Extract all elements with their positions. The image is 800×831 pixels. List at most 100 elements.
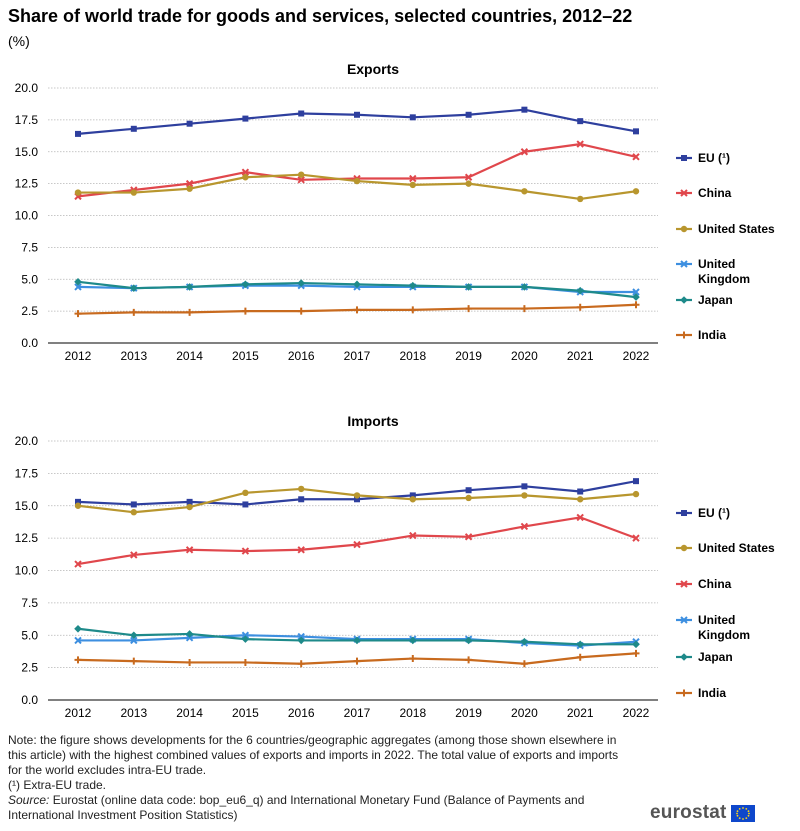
exports-legend-marker-united-states [680, 225, 688, 233]
imports-series-india [74, 649, 640, 668]
exports-legend-label-india: India [698, 328, 726, 342]
imports-series-united-states [74, 485, 640, 516]
eurostat-logo: eurostat [650, 802, 755, 824]
imports-point-china [409, 531, 417, 540]
exports-point-china [576, 140, 584, 148]
notes-block: Note: the figure shows developments for … [8, 733, 620, 823]
exports-legend-label-japan: Japan [698, 293, 733, 307]
imports-point-china [576, 513, 584, 522]
imports-point-eu [242, 501, 249, 508]
exports-x-tick-label: 2022 [623, 349, 650, 363]
exports-point-china [241, 168, 250, 176]
exports-point-japan [297, 279, 305, 287]
imports-legend-marker-united-kingdom [680, 616, 688, 624]
imports-series-eu [75, 478, 639, 508]
exports-x-tick-label: 2012 [65, 349, 92, 363]
imports-legend-marker-japan [680, 653, 688, 661]
imports-legend-marker-india [680, 689, 688, 697]
imports-y-tick-label: 0.0 [21, 693, 38, 707]
imports-point-japan [297, 636, 305, 645]
exports-point-united-states [521, 188, 528, 195]
imports-point-china [520, 522, 529, 531]
exports-point-india [409, 306, 417, 314]
imports-point-india [576, 653, 584, 661]
imports-point-united-kingdom [185, 634, 194, 642]
exports-legend-label-united-states: United States [698, 222, 775, 236]
imports-point-india [241, 658, 249, 666]
exports-point-india [632, 301, 640, 309]
exports-point-japan [632, 293, 640, 301]
imports-series-china [74, 513, 640, 568]
exports-point-china [632, 153, 640, 161]
imports-point-japan [464, 636, 473, 645]
imports-point-japan [241, 635, 250, 643]
exports-legend-marker-united-kingdom [680, 260, 688, 268]
imports-point-india [520, 660, 528, 668]
imports-y-tick-label: 2.5 [21, 661, 38, 675]
exports-legend-item-united-kingdom: United Kingdom [676, 257, 750, 286]
imports-point-japan [520, 637, 529, 646]
exports-point-india [241, 307, 249, 315]
exports-chart: Exports 0.0 2.5 5.0 7.5 10.0 12.5 15.0 17.5 20.0 2… [15, 61, 775, 363]
exports-y-tick-label: 17.5 [15, 113, 39, 127]
imports-point-united-states [409, 496, 416, 503]
imports-x-tick-label: 2015 [232, 706, 259, 720]
imports-legend-item-india: India [676, 686, 726, 700]
exports-point-united-states [353, 177, 361, 185]
imports-point-eu [633, 478, 639, 485]
imports-x-tick-label: 2016 [288, 706, 315, 720]
source-label: Source: [8, 793, 50, 807]
imports-point-india [353, 657, 361, 665]
exports-x-tick-label: 2013 [120, 349, 147, 363]
imports-point-japan [409, 636, 417, 645]
imports-point-japan [185, 630, 194, 638]
exports-y-tick-label: 2.5 [21, 304, 38, 318]
imports-point-united-states [521, 492, 528, 499]
exports-x-tick-label: 2018 [399, 349, 426, 363]
exports-point-united-kingdom [74, 283, 82, 291]
imports-point-united-states [74, 502, 82, 509]
imports-point-united-states [130, 509, 137, 516]
exports-legend-item-china: China [676, 186, 732, 200]
exports-point-eu [577, 118, 584, 125]
footnote-text: (¹) Extra-EU trade. [8, 778, 107, 792]
imports-point-china [632, 534, 640, 542]
imports-y-tick-label: 5.0 [21, 628, 38, 642]
exports-point-united-kingdom [632, 288, 640, 296]
imports-x-tick-label: 2018 [399, 706, 426, 720]
imports-chart: Imports 0.0 2.5 5.0 7.5 10.0 12.5 15.0 17.5 20.0 2… [15, 413, 775, 720]
imports-x-tick-label: 2022 [623, 706, 650, 720]
imports-legend-item-japan: Japan [676, 650, 733, 664]
exports-legend-label-china: China [698, 186, 732, 200]
exports-point-united-states [465, 180, 472, 187]
imports-point-eu [409, 492, 416, 499]
imports-point-japan [74, 624, 82, 633]
exports-point-eu [633, 128, 639, 135]
exports-point-japan [576, 286, 584, 295]
exports-point-japan [409, 281, 417, 290]
exports-point-india [520, 305, 528, 313]
exports-point-eu [75, 130, 81, 137]
exports-legend-label-eu: EU (¹) [698, 151, 730, 165]
note-text: Note: the figure shows developments for … [8, 733, 619, 777]
imports-x-tick-label: 2012 [65, 706, 92, 720]
exports-point-eu [521, 106, 528, 113]
exports-y-tick-label: 0.0 [21, 336, 38, 350]
imports-point-eu [521, 483, 528, 490]
imports-point-japan [632, 640, 640, 649]
exports-y-tick-label: 12.5 [15, 177, 39, 191]
exports-x-tick-label: 2017 [344, 349, 371, 363]
exports-y-tick-label: 7.5 [21, 240, 38, 254]
imports-x-tick-label: 2017 [344, 706, 371, 720]
exports-legend-item-japan: Japan [676, 293, 733, 307]
imports-point-china [74, 560, 82, 568]
imports-legend-item-united-kingdom: United Kingdom [676, 613, 750, 642]
exports-point-china [520, 148, 529, 156]
imports-x-tick-label: 2019 [455, 706, 482, 720]
chart-unit: (%) [8, 33, 30, 49]
source-body: Eurostat (online data code: bop_eu6_q) a… [8, 793, 585, 822]
imports-point-eu [354, 496, 360, 503]
exports-point-india [297, 307, 305, 315]
imports-legend-item-eu: EU (¹) [676, 506, 730, 520]
exports-point-eu [298, 110, 305, 117]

========

What is needed »
Please rewrite the records above, replacing "imports-point-india" with "imports-marker-india" everywhere it appears and changing nothing else. Leave the pictures out.

Answer to the problem »
Extract all elements with their positions. The image is 800×831 pixels. List at most 100 elements.
exports-legend-marker-united-states [680, 225, 688, 233]
imports-series-india [74, 649, 640, 668]
exports-legend-label-india: India [698, 328, 726, 342]
imports-series-united-states [74, 485, 640, 516]
eurostat-logo: eurostat [650, 802, 755, 824]
imports-point-china [409, 531, 417, 540]
exports-point-china [576, 140, 584, 148]
notes-block: Note: the figure shows developments for … [8, 733, 620, 823]
exports-legend-label-japan: Japan [698, 293, 733, 307]
imports-point-china [576, 513, 584, 522]
imports-point-eu [242, 501, 249, 508]
exports-x-tick-label: 2022 [623, 349, 650, 363]
exports-point-china [241, 168, 250, 176]
exports-point-japan [297, 279, 305, 287]
imports-legend-marker-united-kingdom [680, 616, 688, 624]
imports-series-eu [75, 478, 639, 508]
exports-x-tick-label: 2012 [65, 349, 92, 363]
imports-legend-marker-japan [680, 653, 688, 661]
imports-legend-marker-india [680, 689, 688, 697]
imports-y-tick-label: 0.0 [21, 693, 38, 707]
imports-point-japan [297, 636, 305, 645]
exports-point-united-states [521, 188, 528, 195]
imports-point-china [520, 522, 529, 531]
exports-point-india [409, 306, 417, 314]
imports-marker-india [576, 653, 584, 661]
imports-point-united-kingdom [185, 634, 194, 642]
exports-legend-label-united-states: United States [698, 222, 775, 236]
imports-marker-india [241, 658, 249, 666]
exports-point-india [632, 301, 640, 309]
exports-point-japan [632, 293, 640, 301]
imports-series-china [74, 513, 640, 568]
exports-point-china [632, 153, 640, 161]
imports-point-japan [464, 636, 473, 645]
imports-point-japan [241, 635, 250, 643]
exports-legend-marker-united-kingdom [680, 260, 688, 268]
imports-marker-india [520, 660, 528, 668]
imports-y-tick-label: 2.5 [21, 661, 38, 675]
exports-legend-item-united-kingdom: United Kingdom [676, 257, 750, 286]
imports-point-japan [520, 637, 529, 646]
exports-point-india [241, 307, 249, 315]
exports-chart: Exports 0.0 2.5 5.0 7.5 10.0 12.5 15.0 17.5 20.0 2… [15, 61, 775, 363]
exports-y-tick-label: 17.5 [15, 113, 39, 127]
imports-point-united-states [409, 496, 416, 503]
imports-x-tick-label: 2015 [232, 706, 259, 720]
imports-legend-item-india: India [676, 686, 726, 700]
exports-point-united-states [353, 177, 361, 185]
imports-point-eu [633, 478, 639, 485]
imports-x-tick-label: 2016 [288, 706, 315, 720]
source-label: Source: [8, 793, 50, 807]
imports-marker-india [353, 657, 361, 665]
exports-x-tick-label: 2013 [120, 349, 147, 363]
imports-point-japan [409, 636, 417, 645]
imports-point-japan [185, 630, 194, 638]
exports-y-tick-label: 2.5 [21, 304, 38, 318]
imports-point-united-states [521, 492, 528, 499]
exports-x-tick-label: 2018 [399, 349, 426, 363]
exports-point-united-kingdom [74, 283, 82, 291]
imports-point-united-states [74, 502, 82, 509]
imports-point-united-states [130, 509, 137, 516]
exports-legend-item-china: China [676, 186, 732, 200]
exports-point-eu [577, 118, 584, 125]
footnote-text: (¹) Extra-EU trade. [8, 778, 107, 792]
imports-point-china [632, 534, 640, 542]
imports-y-tick-label: 5.0 [21, 628, 38, 642]
exports-point-united-kingdom [632, 288, 640, 296]
imports-x-tick-label: 2018 [399, 706, 426, 720]
imports-chart: Imports 0.0 2.5 5.0 7.5 10.0 12.5 15.0 17.5 20.0 2… [15, 413, 775, 720]
imports-x-tick-label: 2022 [623, 706, 650, 720]
imports-legend-item-japan: Japan [676, 650, 733, 664]
exports-legend-label-china: China [698, 186, 732, 200]
exports-point-united-states [465, 180, 472, 187]
imports-point-eu [409, 492, 416, 499]
imports-point-japan [74, 624, 82, 633]
exports-point-eu [633, 128, 639, 135]
exports-point-japan [576, 286, 584, 295]
exports-point-japan [409, 281, 417, 290]
exports-point-india [520, 305, 528, 313]
exports-point-eu [75, 130, 81, 137]
exports-legend-label-eu: EU (¹) [698, 151, 730, 165]
note-text: Note: the figure shows developments for … [8, 733, 619, 777]
imports-x-tick-label: 2012 [65, 706, 92, 720]
exports-point-eu [521, 106, 528, 113]
exports-y-tick-label: 0.0 [21, 336, 38, 350]
imports-point-eu [521, 483, 528, 490]
imports-point-japan [632, 640, 640, 649]
exports-y-tick-label: 12.5 [15, 177, 39, 191]
exports-x-tick-label: 2017 [344, 349, 371, 363]
exports-y-tick-label: 7.5 [21, 240, 38, 254]
imports-x-tick-label: 2017 [344, 706, 371, 720]
exports-legend-item-japan: Japan [676, 293, 733, 307]
imports-point-china [74, 560, 82, 568]
imports-legend-item-united-kingdom: United Kingdom [676, 613, 750, 642]
exports-point-china [520, 148, 529, 156]
imports-x-tick-label: 2019 [455, 706, 482, 720]
chart-unit: (%) [8, 33, 30, 49]
source-body: Eurostat (online data code: bop_eu6_q) a… [8, 793, 585, 822]
imports-point-eu [354, 496, 360, 503]
exports-point-india [297, 307, 305, 315]
imports-legend-item-eu: EU (¹) [676, 506, 730, 520]
exports-point-eu [298, 110, 305, 117]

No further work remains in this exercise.